• PROBLEM STATEMENT:
Show all lines of the listing that hold the word "September".

Structured figure records
──────
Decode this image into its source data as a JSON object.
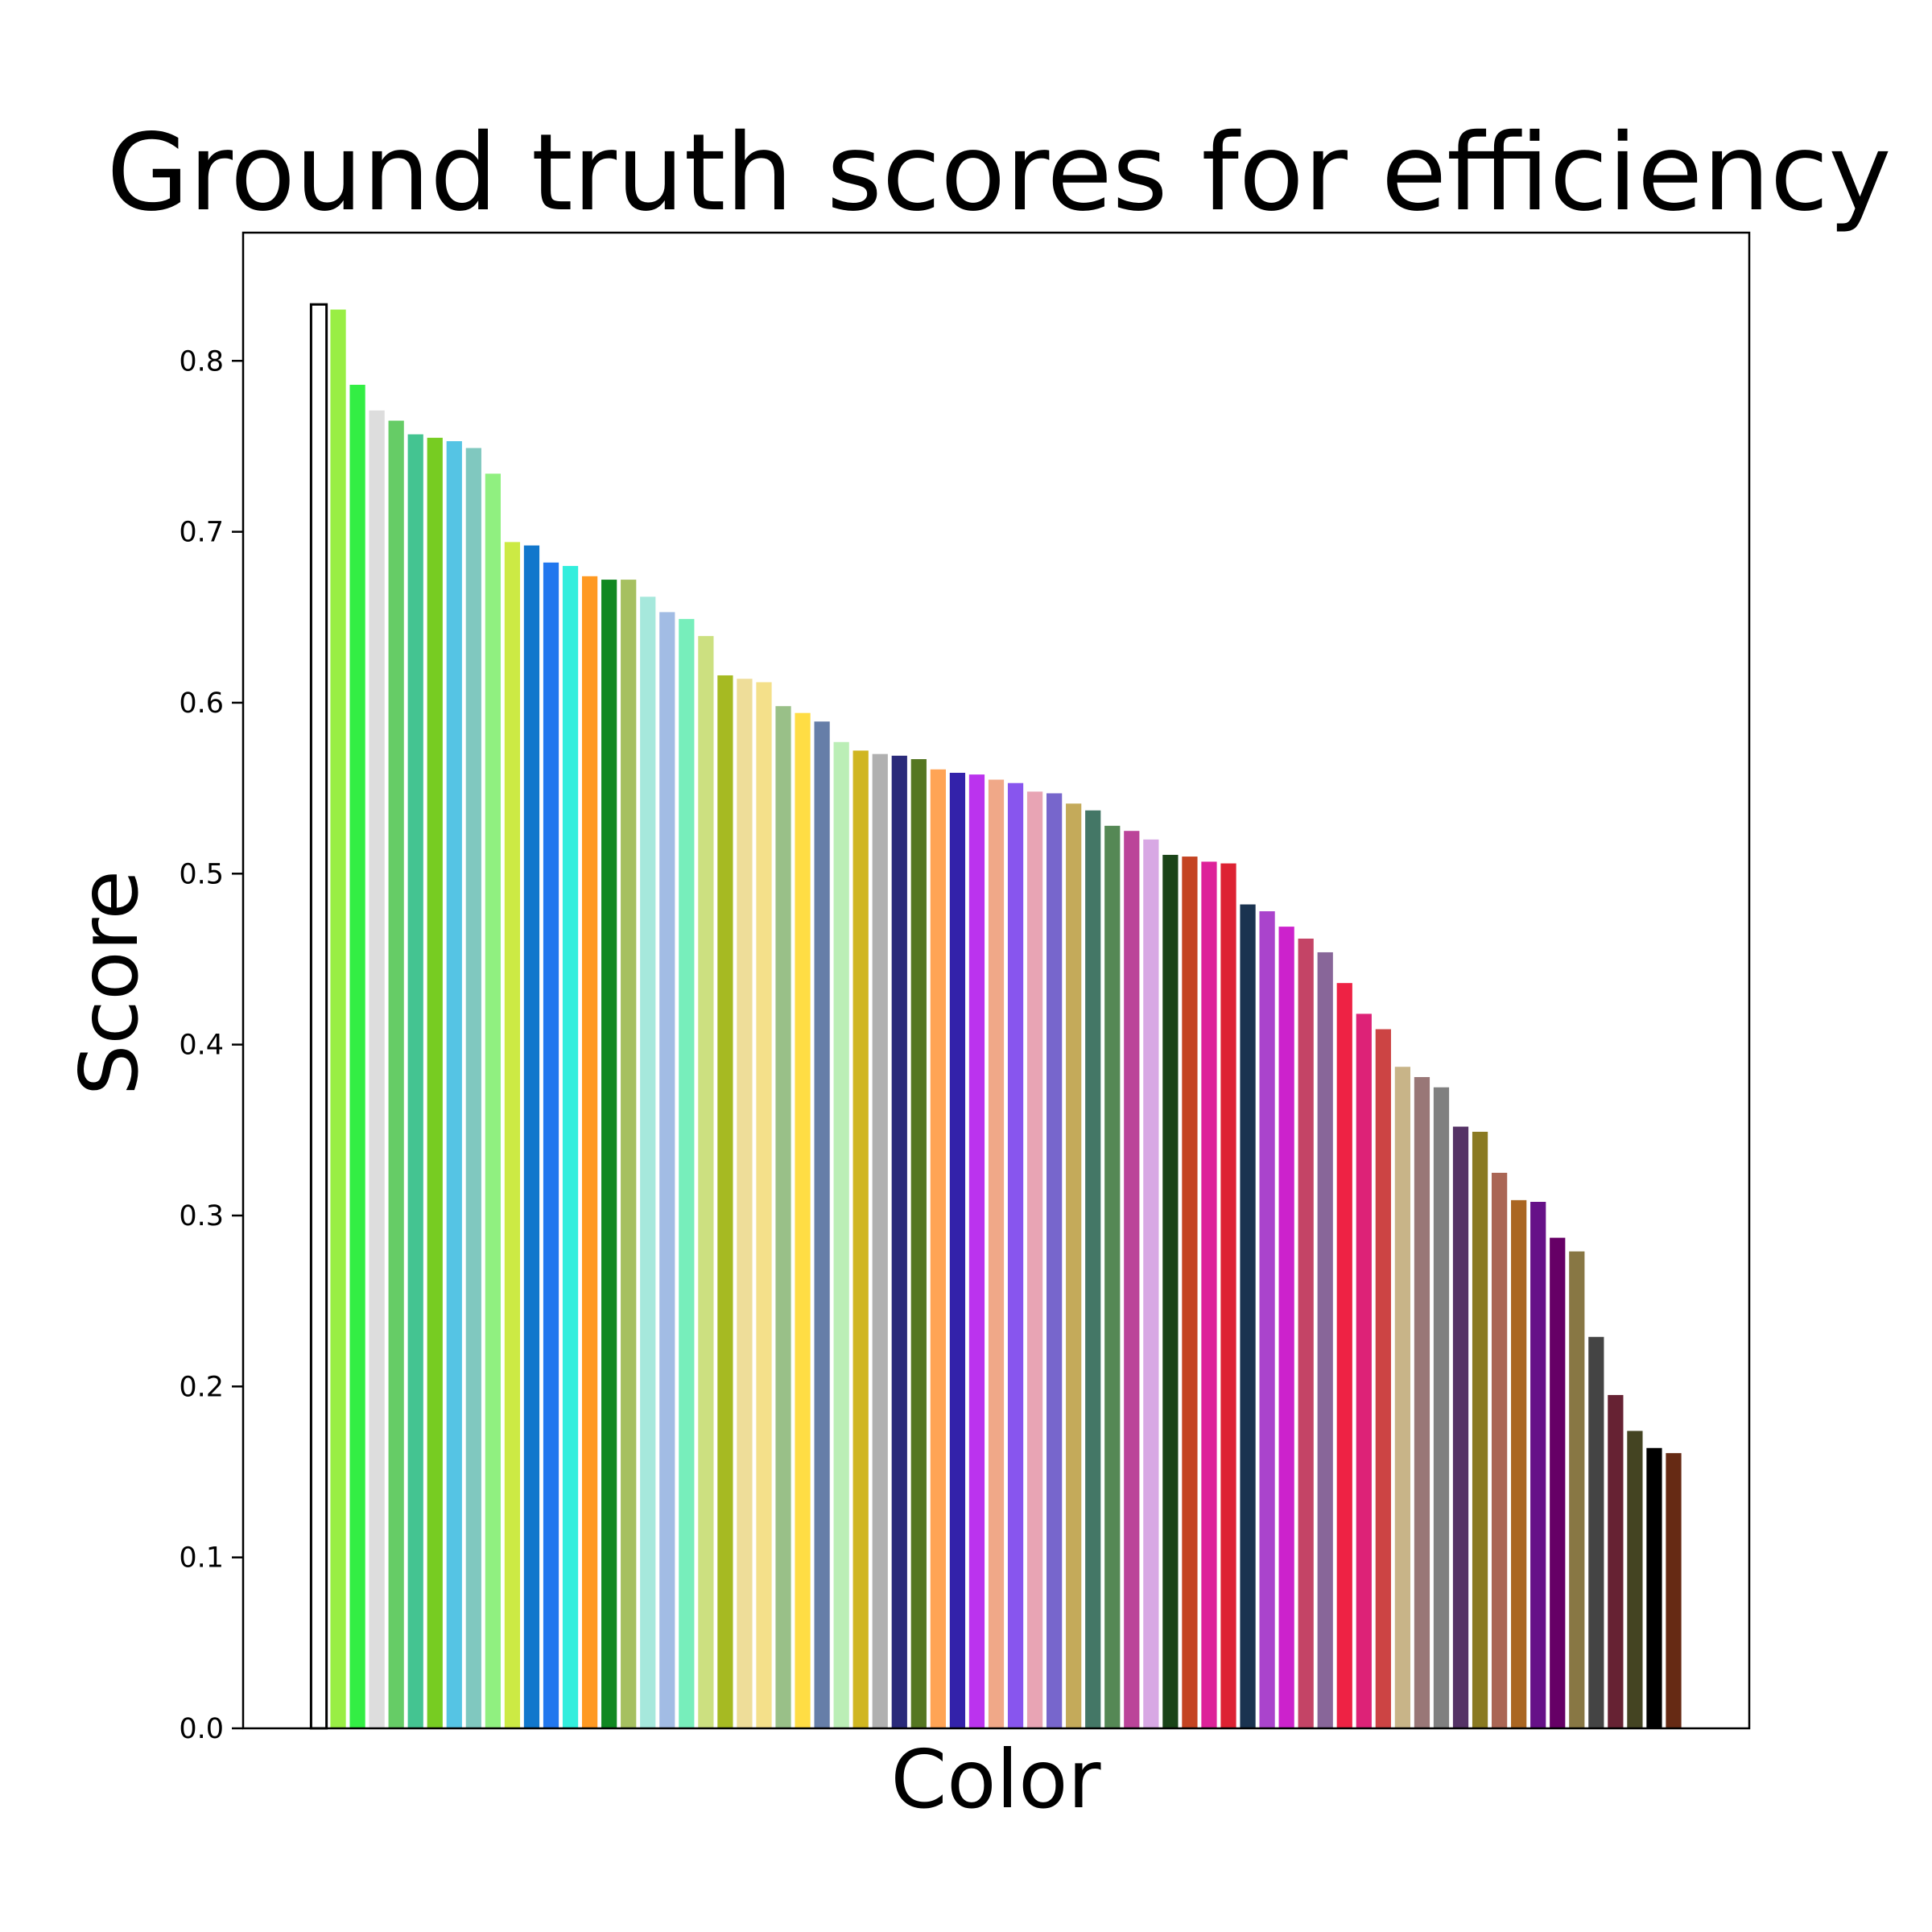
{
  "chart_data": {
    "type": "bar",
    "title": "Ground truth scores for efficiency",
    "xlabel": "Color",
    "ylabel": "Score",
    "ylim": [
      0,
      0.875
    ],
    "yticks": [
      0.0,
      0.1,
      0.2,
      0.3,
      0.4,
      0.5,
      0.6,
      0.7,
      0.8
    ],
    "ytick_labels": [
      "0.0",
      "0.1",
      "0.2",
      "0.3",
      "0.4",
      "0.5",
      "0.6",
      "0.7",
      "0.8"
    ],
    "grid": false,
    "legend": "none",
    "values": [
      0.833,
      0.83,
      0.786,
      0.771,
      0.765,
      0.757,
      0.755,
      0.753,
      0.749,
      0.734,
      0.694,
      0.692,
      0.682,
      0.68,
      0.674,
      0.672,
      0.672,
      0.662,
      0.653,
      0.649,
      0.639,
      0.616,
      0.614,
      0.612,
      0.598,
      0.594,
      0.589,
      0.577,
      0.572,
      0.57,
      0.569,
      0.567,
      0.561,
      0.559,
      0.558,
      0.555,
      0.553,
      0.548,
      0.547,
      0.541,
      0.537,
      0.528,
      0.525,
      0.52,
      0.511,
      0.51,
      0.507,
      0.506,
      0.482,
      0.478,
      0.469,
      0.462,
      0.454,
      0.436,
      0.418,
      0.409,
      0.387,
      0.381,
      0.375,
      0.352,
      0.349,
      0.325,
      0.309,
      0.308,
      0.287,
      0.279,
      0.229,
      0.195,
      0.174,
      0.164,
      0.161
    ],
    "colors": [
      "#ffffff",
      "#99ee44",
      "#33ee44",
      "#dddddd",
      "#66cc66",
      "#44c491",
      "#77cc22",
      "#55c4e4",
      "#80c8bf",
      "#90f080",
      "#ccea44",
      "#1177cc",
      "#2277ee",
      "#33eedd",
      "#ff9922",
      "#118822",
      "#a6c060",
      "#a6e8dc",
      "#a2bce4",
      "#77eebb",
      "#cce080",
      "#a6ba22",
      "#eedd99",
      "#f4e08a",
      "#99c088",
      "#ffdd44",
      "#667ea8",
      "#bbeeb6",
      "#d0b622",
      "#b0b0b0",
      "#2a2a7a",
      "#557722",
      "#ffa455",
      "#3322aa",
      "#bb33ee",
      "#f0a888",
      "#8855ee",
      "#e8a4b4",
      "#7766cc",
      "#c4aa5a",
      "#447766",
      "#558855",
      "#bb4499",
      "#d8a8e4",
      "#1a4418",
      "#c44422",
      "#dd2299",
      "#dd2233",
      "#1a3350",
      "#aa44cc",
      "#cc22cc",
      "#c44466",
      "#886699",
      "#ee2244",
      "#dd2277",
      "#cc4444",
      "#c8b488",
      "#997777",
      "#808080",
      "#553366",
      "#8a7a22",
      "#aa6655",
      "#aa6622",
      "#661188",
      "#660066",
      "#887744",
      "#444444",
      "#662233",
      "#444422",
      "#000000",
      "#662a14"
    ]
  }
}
──────
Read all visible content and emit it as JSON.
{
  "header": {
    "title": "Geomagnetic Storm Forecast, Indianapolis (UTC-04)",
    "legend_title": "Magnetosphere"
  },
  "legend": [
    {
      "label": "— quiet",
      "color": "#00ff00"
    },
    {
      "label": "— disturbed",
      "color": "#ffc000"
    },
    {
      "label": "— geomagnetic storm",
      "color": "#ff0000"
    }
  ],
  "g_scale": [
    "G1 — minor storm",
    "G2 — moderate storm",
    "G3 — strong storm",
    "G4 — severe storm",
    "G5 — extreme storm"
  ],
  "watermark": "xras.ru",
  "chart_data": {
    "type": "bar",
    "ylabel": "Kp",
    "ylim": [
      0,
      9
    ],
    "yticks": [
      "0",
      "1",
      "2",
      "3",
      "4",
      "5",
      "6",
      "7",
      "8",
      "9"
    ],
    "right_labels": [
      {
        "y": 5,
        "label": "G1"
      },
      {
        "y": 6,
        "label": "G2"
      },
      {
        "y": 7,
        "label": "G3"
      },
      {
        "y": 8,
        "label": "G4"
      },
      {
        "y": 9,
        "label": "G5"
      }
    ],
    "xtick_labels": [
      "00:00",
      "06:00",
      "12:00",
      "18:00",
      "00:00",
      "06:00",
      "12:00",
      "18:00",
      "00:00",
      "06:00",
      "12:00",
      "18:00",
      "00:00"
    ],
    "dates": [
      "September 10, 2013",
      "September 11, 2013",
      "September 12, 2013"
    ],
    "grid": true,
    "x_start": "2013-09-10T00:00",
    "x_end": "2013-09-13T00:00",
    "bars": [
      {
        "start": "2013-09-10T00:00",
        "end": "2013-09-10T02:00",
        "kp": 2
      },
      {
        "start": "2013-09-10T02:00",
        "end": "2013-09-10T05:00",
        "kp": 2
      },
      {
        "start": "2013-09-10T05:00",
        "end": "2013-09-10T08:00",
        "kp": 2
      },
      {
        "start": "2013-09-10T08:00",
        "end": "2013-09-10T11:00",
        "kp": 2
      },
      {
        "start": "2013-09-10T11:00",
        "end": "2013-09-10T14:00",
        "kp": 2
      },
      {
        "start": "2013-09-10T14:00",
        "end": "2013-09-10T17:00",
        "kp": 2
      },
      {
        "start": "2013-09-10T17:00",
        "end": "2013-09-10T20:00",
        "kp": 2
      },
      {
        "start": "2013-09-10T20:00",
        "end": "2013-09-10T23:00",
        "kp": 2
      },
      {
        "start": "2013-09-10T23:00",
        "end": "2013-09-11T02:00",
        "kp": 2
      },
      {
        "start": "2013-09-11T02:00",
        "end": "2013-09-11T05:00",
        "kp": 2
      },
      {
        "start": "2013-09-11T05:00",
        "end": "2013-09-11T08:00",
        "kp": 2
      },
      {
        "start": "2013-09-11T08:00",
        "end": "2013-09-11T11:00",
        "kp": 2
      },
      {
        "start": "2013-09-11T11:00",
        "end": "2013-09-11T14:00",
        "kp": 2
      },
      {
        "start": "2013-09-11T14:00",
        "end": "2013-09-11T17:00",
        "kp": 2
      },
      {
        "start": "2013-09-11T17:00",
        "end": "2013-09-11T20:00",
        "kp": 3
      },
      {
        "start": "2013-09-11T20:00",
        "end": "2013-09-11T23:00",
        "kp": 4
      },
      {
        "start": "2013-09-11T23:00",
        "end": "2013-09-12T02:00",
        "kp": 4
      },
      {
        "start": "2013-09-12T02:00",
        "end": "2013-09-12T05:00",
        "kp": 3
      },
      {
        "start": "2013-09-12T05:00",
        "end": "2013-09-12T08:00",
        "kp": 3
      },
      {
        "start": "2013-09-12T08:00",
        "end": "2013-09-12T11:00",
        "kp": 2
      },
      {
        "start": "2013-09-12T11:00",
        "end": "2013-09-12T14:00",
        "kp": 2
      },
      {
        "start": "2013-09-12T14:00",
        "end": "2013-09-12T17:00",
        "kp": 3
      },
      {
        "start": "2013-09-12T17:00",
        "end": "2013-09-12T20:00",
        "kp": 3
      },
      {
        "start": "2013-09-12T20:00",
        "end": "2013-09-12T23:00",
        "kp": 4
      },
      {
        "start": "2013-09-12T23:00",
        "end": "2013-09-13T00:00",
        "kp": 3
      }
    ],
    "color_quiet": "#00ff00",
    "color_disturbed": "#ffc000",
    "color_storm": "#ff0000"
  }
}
──────
• CORRECT OUTPUT:
      "September 10, 2013",
      "September 11, 2013",
      "September 12, 2013"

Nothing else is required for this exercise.